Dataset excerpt
*-*-*
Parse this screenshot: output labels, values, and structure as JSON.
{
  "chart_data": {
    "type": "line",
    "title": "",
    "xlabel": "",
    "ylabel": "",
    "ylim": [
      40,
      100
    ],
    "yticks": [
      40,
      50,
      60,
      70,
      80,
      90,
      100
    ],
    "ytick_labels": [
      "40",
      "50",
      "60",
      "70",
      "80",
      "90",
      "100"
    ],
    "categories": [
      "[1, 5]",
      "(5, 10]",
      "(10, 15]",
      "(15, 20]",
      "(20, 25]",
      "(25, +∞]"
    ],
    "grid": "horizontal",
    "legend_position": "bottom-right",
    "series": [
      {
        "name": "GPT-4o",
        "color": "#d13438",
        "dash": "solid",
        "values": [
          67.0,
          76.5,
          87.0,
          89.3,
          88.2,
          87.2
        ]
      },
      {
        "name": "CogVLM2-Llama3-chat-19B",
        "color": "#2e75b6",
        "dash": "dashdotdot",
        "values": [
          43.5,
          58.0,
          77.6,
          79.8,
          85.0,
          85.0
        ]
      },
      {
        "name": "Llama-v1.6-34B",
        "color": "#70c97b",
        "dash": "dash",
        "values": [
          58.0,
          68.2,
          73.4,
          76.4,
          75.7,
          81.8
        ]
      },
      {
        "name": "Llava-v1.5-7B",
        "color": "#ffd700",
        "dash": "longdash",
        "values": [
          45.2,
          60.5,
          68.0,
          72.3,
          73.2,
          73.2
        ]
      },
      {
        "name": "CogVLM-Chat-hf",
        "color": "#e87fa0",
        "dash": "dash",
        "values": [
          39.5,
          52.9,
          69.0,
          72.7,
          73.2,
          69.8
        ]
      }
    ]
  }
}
*-*-*
→ Exercise aim
Restate the records, all of them, precisely as written.

→ Final answer
Parse this screenshot: output labels, values, and structure as JSON.
{
  "chart_data": {
    "type": "line",
    "title": "",
    "xlabel": "",
    "ylabel": "",
    "ylim": [
      40,
      100
    ],
    "yticks": [
      40,
      50,
      60,
      70,
      80,
      90,
      100
    ],
    "ytick_labels": [
      "40",
      "50",
      "60",
      "70",
      "80",
      "90",
      "100"
    ],
    "categories": [
      "[1, 5]",
      "(5, 10]",
      "(10, 15]",
      "(15, 20]",
      "(20, 25]",
      "(25, +∞]"
    ],
    "grid": "horizontal",
    "legend_position": "bottom-right",
    "series": [
      {
        "name": "GPT-4o",
        "color": "#d13438",
        "dash": "solid",
        "values": [
          67.0,
          76.5,
          87.0,
          89.3,
          88.2,
          87.2
        ]
      },
      {
        "name": "CogVLM2-Llama3-chat-19B",
        "color": "#2e75b6",
        "dash": "dashdotdot",
        "values": [
          43.5,
          58.0,
          77.6,
          79.8,
          85.0,
          85.0
        ]
      },
      {
        "name": "Llama-v1.6-34B",
        "color": "#70c97b",
        "dash": "dash",
        "values": [
          58.0,
          68.2,
          73.4,
          76.4,
          75.7,
          81.8
        ]
      },
      {
        "name": "Llava-v1.5-7B",
        "color": "#ffd700",
        "dash": "longdash",
        "values": [
          45.2,
          60.5,
          68.0,
          72.3,
          73.2,
          73.2
        ]
      },
      {
        "name": "CogVLM-Chat-hf",
        "color": "#e87fa0",
        "dash": "dash",
        "values": [
          39.5,
          52.9,
          69.0,
          72.7,
          73.2,
          69.8
        ]
      }
    ]
  }
}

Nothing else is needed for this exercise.